### Direction
Please write out, without any change, the listing lines that start with the line containing "list-item[interactable]: 盘问薇 11-17" and run through the line containing "vip-badge-icon [164, 768, 177, 782]", including both of those lines.

* START *

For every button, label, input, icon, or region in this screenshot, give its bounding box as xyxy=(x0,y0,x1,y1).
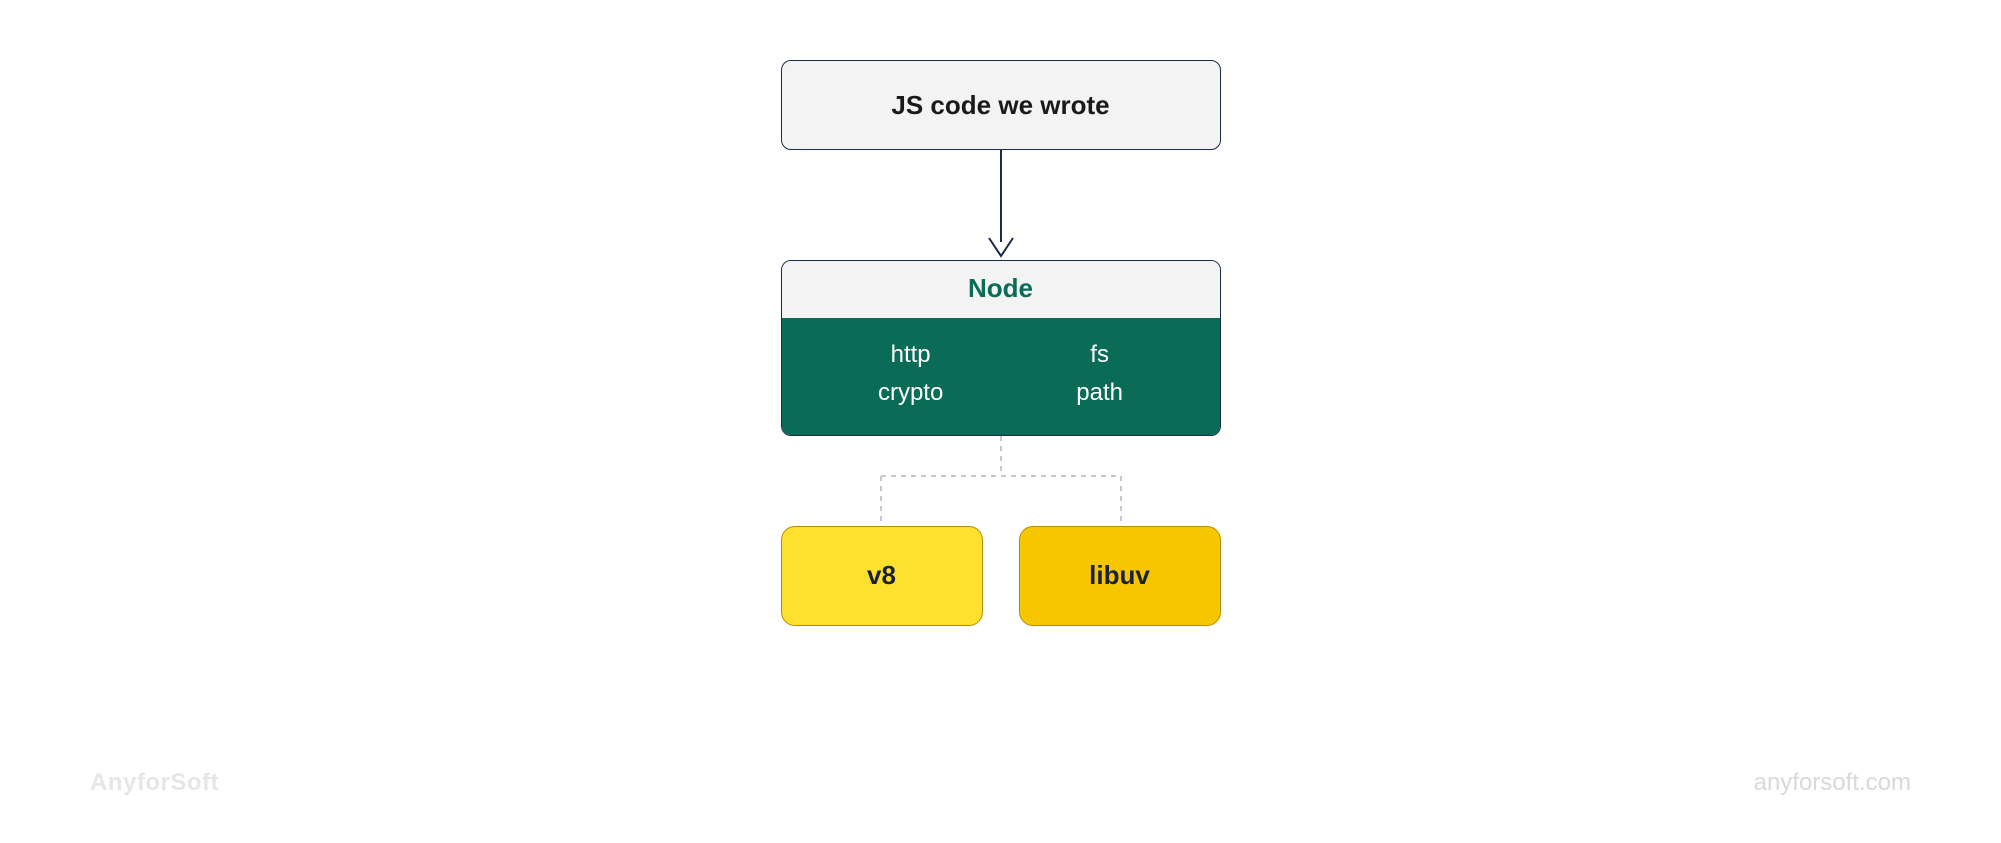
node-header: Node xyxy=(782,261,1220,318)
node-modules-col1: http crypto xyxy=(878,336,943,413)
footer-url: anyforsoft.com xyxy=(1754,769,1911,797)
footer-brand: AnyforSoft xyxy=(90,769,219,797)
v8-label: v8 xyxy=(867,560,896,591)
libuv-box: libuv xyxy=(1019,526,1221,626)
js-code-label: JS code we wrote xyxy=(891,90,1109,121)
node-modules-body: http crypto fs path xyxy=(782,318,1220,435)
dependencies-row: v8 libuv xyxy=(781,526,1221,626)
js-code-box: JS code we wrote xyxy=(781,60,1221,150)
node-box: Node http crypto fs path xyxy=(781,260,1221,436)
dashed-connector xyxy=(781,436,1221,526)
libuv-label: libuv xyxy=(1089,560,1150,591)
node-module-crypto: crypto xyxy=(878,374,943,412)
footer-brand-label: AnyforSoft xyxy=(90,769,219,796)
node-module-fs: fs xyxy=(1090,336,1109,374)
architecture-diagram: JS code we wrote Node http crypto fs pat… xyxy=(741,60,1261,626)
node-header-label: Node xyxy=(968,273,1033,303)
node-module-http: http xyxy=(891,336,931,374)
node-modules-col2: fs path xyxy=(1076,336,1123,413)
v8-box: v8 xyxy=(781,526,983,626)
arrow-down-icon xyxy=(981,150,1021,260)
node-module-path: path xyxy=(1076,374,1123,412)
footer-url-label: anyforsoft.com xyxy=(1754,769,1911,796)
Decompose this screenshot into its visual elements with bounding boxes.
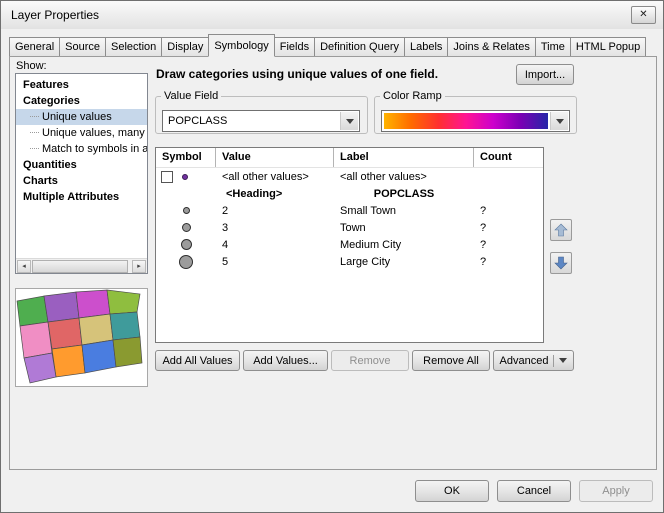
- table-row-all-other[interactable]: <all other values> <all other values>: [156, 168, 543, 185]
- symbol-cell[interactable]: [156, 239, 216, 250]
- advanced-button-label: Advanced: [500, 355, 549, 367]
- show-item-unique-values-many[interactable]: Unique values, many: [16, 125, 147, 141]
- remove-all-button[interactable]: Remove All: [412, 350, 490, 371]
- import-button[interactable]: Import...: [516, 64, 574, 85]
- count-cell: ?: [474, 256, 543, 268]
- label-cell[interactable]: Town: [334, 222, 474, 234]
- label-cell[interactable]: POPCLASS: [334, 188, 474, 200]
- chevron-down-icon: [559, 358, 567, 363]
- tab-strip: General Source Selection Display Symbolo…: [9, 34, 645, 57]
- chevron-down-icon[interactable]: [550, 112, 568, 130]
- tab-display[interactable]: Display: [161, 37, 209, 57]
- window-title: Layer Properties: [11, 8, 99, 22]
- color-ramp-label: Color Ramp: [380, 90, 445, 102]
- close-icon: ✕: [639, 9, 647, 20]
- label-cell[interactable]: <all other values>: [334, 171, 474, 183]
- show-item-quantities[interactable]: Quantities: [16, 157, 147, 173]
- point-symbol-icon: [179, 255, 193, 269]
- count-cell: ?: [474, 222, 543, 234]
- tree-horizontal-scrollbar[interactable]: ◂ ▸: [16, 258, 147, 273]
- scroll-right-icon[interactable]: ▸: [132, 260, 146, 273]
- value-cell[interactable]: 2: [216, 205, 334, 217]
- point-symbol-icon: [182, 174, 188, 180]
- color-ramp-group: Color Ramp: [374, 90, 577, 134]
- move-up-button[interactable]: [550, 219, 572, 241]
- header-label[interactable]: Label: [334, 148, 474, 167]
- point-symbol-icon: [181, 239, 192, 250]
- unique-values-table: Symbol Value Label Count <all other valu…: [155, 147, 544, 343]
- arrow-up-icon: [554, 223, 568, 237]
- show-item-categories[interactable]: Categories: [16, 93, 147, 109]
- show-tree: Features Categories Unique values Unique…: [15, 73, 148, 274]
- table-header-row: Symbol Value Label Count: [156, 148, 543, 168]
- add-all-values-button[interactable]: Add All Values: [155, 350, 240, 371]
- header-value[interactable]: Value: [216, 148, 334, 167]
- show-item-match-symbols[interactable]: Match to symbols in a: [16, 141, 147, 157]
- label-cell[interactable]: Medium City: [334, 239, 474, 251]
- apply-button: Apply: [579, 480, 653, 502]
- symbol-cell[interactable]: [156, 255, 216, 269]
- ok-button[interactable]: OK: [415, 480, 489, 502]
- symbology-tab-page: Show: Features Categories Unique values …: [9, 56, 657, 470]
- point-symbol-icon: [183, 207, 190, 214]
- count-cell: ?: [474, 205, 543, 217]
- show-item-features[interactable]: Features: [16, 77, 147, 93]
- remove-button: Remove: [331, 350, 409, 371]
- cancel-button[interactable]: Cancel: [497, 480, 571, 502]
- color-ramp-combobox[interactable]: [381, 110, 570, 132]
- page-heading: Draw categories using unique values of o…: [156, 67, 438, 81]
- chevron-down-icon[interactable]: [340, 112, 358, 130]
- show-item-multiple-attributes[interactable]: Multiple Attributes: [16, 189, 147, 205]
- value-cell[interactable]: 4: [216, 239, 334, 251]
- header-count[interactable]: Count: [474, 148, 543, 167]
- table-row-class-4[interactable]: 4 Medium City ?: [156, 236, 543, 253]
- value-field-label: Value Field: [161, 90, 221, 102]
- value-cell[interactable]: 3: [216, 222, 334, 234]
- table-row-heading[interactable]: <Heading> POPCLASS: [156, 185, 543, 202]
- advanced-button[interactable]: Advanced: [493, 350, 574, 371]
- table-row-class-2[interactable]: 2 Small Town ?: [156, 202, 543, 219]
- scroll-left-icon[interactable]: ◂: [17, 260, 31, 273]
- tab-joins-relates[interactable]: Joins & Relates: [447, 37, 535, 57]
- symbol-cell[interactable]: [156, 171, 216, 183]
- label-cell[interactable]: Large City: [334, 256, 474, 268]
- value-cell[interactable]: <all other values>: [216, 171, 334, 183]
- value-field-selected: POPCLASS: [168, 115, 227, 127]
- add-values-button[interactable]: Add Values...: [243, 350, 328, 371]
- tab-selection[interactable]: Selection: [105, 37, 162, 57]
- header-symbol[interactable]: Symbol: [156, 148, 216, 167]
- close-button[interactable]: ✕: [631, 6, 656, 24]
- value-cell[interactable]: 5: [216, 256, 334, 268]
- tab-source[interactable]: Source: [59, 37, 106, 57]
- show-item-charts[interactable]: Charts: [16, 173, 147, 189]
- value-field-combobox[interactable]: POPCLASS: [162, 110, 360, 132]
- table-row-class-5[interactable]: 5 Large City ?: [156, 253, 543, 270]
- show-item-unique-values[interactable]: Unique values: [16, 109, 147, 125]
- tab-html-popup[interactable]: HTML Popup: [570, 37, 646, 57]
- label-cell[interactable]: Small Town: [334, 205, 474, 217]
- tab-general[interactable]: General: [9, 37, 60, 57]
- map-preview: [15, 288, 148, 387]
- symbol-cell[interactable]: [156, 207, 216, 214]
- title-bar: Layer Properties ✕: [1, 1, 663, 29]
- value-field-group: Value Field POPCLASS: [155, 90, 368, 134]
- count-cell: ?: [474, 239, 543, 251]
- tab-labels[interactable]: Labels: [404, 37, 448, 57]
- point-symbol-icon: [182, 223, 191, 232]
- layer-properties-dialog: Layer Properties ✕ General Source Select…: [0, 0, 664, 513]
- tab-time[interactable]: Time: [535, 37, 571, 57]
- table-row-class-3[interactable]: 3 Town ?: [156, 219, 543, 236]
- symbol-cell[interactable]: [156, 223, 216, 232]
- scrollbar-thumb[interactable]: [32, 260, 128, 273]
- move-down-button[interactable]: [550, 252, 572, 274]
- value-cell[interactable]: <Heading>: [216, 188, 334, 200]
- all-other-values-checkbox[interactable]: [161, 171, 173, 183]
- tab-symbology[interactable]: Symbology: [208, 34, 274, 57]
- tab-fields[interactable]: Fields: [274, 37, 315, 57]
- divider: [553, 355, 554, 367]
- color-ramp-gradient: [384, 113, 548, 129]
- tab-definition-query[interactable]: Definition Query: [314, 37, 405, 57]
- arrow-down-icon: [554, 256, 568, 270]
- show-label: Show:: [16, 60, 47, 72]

* END *
* START *

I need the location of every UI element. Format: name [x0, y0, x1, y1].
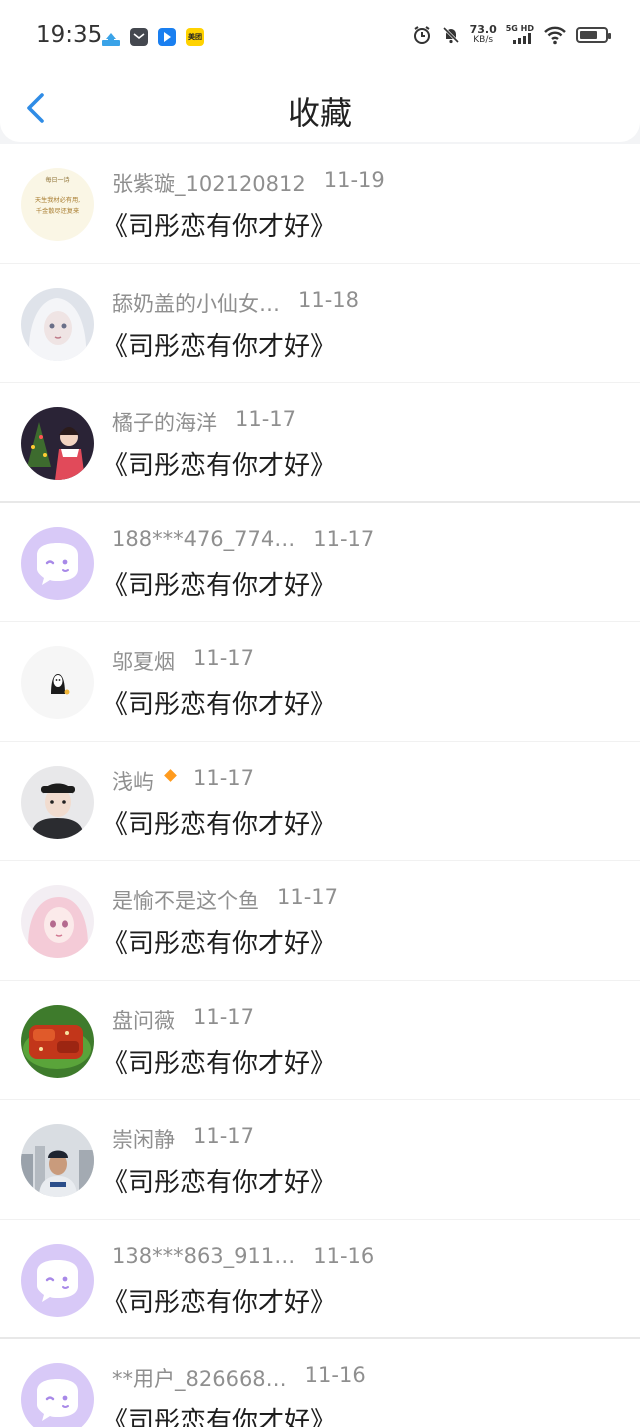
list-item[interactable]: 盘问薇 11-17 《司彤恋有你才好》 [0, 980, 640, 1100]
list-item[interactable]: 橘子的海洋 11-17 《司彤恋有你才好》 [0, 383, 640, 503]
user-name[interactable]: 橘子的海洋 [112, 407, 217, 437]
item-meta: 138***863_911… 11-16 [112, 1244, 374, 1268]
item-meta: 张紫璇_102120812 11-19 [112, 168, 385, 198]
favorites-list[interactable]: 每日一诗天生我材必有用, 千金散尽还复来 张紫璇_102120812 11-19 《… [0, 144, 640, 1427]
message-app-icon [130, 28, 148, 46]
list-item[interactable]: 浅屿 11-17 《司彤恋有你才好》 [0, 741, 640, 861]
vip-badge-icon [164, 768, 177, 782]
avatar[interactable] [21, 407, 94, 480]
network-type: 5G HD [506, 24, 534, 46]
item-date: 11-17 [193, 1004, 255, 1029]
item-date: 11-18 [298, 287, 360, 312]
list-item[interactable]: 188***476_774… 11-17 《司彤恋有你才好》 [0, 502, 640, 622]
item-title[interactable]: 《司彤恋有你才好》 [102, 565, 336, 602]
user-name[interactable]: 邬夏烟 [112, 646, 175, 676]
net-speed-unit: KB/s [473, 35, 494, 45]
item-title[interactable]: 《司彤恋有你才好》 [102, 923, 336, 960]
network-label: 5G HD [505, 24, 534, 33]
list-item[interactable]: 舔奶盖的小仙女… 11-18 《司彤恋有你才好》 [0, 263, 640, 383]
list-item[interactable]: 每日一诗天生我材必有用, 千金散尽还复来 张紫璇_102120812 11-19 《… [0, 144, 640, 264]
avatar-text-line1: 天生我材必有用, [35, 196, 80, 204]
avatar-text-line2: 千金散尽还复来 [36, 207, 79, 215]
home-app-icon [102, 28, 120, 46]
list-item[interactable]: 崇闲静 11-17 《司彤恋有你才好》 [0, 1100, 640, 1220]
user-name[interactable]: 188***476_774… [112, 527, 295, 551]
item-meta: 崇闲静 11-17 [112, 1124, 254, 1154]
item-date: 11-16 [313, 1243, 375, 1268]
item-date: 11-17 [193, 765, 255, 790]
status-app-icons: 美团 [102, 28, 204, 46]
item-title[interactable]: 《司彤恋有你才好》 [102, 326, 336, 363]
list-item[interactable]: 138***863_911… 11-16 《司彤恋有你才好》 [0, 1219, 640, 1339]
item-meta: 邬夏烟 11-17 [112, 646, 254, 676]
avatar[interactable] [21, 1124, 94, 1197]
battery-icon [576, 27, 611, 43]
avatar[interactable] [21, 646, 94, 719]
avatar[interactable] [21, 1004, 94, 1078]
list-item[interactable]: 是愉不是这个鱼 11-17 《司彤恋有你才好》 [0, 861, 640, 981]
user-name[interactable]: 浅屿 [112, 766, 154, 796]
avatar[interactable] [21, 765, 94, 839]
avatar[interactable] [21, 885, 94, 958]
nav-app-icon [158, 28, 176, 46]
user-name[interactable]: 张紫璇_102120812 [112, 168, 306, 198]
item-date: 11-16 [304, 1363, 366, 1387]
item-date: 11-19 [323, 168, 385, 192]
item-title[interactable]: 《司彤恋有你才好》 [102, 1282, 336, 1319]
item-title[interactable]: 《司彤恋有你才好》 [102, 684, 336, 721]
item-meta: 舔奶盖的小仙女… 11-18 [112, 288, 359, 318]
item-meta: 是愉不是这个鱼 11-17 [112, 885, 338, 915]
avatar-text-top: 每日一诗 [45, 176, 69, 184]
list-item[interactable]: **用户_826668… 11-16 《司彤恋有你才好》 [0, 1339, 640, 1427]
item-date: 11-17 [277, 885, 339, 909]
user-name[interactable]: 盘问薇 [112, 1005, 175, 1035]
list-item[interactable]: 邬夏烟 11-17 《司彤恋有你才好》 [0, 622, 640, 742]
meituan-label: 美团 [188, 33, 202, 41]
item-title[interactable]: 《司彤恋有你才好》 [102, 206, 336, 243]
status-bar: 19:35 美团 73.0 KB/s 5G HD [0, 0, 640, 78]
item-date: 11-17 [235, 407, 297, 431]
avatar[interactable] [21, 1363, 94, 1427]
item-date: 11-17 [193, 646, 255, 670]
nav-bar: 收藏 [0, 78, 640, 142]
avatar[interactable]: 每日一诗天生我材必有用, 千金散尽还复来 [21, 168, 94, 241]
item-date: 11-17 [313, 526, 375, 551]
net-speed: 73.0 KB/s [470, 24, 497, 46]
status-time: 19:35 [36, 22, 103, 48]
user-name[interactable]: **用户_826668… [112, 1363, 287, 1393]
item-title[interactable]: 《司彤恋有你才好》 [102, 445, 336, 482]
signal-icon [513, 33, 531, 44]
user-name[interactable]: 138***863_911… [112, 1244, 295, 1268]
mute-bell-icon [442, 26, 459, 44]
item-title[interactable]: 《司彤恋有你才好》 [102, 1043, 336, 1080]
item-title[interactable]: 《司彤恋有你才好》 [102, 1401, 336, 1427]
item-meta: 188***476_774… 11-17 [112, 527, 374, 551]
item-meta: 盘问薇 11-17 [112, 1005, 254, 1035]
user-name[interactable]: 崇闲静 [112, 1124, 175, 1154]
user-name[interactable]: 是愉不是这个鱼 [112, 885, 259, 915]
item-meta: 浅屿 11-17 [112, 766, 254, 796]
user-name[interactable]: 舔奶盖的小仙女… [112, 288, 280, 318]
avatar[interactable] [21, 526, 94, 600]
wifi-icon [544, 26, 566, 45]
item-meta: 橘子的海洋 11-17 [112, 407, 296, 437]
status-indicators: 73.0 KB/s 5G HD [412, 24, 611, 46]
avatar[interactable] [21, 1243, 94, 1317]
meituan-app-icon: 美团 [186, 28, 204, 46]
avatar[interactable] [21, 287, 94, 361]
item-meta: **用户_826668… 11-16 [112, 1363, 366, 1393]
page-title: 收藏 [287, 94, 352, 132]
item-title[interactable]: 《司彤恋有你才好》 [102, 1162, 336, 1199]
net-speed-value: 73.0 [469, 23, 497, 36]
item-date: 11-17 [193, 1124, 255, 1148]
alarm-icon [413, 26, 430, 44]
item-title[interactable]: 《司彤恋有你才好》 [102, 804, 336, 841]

* END *

### Worked solution
list-item[interactable]: 盘问薇 11-17 《司彤恋有你才好》 [0, 980, 640, 1100]
list-item[interactable]: 橘子的海洋 11-17 《司彤恋有你才好》 [0, 383, 640, 503]
user-name[interactable]: 橘子的海洋 [112, 407, 217, 437]
item-meta: 138***863_911… 11-16 [112, 1244, 374, 1268]
item-meta: 张紫璇_102120812 11-19 [112, 168, 385, 198]
favorites-list[interactable]: 每日一诗天生我材必有用, 千金散尽还复来 张紫璇_102120812 11-19 《… [0, 144, 640, 1427]
message-app-icon [130, 28, 148, 46]
list-item[interactable]: 浅屿 11-17 《司彤恋有你才好》 [0, 741, 640, 861]
vip-badge-icon [164, 768, 177, 782]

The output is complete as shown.